### [Written exercise]
Copy out all lines that carry the word "does".

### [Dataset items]

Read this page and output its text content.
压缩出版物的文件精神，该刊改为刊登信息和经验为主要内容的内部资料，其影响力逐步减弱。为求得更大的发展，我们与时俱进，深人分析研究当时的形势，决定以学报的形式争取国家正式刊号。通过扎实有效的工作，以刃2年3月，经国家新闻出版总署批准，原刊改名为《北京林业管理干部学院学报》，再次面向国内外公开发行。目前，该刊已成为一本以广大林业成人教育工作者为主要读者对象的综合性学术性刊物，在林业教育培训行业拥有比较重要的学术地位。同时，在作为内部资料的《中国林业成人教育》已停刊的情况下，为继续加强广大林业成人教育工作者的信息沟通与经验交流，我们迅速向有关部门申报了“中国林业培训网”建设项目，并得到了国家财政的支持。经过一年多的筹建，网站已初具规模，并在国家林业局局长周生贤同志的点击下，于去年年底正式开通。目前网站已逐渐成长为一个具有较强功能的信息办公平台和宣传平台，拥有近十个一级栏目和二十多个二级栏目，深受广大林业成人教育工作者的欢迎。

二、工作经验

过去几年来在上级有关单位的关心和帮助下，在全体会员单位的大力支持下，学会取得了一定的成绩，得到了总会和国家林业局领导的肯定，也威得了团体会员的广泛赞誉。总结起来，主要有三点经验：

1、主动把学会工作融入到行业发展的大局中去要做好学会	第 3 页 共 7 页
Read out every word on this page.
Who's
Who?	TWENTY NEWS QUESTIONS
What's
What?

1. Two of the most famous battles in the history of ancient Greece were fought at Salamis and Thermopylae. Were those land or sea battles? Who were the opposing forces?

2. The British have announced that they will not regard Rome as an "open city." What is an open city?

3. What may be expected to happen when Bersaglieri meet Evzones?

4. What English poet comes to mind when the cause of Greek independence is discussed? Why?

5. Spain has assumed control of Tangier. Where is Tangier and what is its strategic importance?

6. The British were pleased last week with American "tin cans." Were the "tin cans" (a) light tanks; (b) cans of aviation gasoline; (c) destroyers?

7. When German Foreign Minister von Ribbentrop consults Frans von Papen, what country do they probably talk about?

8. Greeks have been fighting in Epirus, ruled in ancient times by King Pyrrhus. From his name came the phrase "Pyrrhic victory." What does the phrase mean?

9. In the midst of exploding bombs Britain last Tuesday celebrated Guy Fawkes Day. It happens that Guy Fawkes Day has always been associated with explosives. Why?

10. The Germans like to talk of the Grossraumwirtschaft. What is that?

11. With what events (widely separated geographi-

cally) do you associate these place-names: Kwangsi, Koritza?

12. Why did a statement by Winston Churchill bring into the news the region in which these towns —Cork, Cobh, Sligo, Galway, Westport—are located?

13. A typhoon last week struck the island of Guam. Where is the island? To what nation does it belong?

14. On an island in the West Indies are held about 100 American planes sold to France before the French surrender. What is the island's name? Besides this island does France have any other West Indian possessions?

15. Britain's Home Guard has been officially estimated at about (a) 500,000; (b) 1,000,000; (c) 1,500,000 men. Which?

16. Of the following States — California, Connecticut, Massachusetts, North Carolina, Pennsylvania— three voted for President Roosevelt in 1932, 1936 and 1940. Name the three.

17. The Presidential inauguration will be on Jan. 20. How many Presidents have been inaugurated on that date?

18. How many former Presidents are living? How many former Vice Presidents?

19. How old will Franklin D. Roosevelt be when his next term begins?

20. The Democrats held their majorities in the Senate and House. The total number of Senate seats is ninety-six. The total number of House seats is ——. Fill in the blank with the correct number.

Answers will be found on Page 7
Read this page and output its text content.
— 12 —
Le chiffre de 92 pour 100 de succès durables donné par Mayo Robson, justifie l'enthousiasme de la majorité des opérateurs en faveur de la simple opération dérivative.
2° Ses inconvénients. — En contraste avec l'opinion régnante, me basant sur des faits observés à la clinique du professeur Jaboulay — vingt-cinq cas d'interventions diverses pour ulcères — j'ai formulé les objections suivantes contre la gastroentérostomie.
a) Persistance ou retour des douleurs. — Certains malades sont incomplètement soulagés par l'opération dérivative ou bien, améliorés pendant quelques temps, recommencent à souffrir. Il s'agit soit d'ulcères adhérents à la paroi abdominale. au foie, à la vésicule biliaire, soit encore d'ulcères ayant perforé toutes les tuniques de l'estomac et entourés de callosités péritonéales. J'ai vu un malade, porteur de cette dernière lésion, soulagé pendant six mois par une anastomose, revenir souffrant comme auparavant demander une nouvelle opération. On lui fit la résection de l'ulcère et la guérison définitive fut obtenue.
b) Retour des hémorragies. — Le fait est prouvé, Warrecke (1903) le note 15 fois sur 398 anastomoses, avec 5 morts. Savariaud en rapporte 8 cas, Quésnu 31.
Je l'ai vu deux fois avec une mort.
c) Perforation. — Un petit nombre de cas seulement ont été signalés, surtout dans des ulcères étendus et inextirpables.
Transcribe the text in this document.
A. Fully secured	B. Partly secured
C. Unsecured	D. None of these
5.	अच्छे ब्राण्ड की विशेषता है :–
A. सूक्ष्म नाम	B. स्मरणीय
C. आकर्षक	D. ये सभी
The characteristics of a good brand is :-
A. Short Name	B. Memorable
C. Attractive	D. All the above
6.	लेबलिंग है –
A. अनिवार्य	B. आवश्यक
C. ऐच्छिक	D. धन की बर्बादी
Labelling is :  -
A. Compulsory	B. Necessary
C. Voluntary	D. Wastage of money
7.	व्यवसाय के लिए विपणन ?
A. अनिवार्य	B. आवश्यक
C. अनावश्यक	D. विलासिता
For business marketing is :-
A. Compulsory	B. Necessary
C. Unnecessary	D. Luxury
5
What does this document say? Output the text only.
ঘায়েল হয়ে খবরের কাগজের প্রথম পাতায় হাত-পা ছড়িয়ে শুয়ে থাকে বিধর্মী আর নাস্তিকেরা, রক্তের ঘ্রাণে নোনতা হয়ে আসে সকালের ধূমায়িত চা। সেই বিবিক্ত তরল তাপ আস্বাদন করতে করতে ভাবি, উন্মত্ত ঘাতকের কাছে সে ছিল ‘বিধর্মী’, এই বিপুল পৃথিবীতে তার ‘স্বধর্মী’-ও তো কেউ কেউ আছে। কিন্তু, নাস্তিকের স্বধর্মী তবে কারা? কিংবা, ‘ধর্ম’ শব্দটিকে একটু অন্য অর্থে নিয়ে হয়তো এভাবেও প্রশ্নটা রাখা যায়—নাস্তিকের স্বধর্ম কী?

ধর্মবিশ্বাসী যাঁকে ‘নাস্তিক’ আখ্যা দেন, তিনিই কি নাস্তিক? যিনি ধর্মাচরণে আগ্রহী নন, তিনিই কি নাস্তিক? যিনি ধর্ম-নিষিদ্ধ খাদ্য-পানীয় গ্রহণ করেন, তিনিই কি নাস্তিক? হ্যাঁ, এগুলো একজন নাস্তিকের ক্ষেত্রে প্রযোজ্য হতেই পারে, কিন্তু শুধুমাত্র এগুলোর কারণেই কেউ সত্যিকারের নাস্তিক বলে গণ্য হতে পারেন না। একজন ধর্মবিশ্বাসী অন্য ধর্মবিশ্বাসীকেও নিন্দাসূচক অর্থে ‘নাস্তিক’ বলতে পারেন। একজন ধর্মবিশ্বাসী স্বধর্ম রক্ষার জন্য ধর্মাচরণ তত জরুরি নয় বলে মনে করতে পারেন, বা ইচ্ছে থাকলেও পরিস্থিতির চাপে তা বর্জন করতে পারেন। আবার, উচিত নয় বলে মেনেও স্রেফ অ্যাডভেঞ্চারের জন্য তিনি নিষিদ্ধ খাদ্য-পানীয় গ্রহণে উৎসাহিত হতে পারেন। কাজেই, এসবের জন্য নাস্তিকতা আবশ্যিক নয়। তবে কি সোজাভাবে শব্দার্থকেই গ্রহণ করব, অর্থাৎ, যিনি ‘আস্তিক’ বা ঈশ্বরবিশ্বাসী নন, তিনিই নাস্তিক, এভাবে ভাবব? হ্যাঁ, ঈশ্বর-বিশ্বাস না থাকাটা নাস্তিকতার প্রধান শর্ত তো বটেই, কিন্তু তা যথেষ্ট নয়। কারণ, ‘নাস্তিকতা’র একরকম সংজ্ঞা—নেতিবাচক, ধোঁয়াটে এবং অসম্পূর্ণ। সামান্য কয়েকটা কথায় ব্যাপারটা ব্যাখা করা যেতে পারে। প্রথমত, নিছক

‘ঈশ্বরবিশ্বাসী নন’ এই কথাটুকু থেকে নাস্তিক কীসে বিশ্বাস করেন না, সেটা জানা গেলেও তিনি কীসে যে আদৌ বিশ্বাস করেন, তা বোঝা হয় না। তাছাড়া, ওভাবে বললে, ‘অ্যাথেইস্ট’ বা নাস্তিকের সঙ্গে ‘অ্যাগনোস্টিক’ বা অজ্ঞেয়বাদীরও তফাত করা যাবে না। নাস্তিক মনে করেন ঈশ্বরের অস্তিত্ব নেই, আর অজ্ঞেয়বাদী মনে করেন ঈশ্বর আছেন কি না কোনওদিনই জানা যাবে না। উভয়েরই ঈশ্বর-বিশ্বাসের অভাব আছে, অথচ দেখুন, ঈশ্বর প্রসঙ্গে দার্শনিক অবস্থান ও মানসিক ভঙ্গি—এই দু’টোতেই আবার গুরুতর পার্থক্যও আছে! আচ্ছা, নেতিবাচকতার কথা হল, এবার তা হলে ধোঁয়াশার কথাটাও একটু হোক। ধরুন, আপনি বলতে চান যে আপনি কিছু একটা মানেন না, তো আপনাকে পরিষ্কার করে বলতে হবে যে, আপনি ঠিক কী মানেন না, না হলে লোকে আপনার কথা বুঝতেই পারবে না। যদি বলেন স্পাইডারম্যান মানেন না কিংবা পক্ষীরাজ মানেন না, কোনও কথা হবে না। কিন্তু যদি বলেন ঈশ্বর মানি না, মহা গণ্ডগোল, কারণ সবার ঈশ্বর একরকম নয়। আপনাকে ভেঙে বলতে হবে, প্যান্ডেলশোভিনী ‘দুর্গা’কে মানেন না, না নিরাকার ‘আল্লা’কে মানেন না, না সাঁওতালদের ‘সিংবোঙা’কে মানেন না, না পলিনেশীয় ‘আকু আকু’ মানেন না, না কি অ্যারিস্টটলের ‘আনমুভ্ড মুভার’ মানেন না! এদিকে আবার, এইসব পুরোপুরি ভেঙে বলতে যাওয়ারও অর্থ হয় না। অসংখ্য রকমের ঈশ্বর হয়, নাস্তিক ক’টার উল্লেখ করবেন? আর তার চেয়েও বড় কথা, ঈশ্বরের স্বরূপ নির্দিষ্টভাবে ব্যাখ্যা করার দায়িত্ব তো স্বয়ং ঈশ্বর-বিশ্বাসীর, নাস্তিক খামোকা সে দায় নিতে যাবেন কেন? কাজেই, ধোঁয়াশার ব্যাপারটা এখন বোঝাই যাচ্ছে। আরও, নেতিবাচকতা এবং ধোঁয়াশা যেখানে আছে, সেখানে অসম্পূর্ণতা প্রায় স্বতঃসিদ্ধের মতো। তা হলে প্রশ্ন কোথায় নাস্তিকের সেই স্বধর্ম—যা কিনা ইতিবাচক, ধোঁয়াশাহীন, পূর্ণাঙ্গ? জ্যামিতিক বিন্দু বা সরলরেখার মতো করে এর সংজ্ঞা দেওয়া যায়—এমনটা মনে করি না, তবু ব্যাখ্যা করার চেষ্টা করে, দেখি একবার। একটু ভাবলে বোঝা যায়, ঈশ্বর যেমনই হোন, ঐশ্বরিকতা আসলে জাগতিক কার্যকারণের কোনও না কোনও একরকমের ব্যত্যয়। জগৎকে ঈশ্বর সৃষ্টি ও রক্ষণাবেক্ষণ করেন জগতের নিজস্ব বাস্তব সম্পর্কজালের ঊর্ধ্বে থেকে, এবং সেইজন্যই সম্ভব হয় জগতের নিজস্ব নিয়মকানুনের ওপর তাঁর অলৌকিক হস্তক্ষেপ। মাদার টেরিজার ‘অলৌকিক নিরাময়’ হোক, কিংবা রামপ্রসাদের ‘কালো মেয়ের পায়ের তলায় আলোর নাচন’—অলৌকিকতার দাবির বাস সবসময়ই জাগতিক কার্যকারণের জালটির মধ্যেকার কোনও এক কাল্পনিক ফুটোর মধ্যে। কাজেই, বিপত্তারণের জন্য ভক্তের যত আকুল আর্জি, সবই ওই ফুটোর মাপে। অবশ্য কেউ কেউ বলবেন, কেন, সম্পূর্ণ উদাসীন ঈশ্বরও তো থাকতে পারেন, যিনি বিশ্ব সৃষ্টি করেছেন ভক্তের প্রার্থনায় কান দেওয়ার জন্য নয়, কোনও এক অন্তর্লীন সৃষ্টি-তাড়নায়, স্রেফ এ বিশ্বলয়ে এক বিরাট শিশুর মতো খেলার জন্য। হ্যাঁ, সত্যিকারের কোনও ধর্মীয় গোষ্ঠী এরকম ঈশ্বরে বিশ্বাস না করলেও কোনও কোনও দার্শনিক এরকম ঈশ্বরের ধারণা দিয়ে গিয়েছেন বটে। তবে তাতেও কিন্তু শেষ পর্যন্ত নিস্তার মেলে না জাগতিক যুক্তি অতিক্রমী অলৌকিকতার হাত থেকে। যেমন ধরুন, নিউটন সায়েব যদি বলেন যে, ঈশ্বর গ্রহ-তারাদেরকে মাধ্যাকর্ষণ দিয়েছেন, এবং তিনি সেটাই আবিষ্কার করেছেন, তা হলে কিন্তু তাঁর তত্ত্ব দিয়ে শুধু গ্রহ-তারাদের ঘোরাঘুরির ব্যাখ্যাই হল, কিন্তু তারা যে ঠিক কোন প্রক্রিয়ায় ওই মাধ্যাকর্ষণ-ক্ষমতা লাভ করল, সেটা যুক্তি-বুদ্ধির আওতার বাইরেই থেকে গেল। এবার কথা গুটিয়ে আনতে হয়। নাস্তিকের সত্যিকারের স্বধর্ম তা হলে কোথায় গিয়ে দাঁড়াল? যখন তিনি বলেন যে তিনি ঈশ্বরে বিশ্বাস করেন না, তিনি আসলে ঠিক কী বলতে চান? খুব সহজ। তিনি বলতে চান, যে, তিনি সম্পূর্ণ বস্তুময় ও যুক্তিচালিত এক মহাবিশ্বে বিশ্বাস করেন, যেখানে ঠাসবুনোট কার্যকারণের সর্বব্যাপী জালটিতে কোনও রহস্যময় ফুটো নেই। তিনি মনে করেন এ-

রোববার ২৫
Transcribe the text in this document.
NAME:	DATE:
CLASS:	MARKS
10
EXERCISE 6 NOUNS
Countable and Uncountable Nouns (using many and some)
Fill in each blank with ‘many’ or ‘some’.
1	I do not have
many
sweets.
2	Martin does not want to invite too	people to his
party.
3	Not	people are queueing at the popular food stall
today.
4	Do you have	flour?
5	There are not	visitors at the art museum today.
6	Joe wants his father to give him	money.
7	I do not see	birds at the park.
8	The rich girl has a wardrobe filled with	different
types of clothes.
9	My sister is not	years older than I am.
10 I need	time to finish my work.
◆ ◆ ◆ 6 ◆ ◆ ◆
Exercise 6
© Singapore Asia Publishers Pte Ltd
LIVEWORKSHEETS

### [Written response]
8. Greeks have been fighting in Epirus, ruled in ancient times by King Pyrrhus. From his name came the phrase "Pyrrhic victory." What does the phrase mean?
13. A typhoon last week struck the island of Guam. Where is the island? To what nation does it belong?
14. On an island in the West Indies are held about 100 American planes sold to France before the French surrender. What is the island's name? Besides this island does France have any other West Indian possessions?
What does this document say? Output the text only.
2	Martin does not want to invite too	people to his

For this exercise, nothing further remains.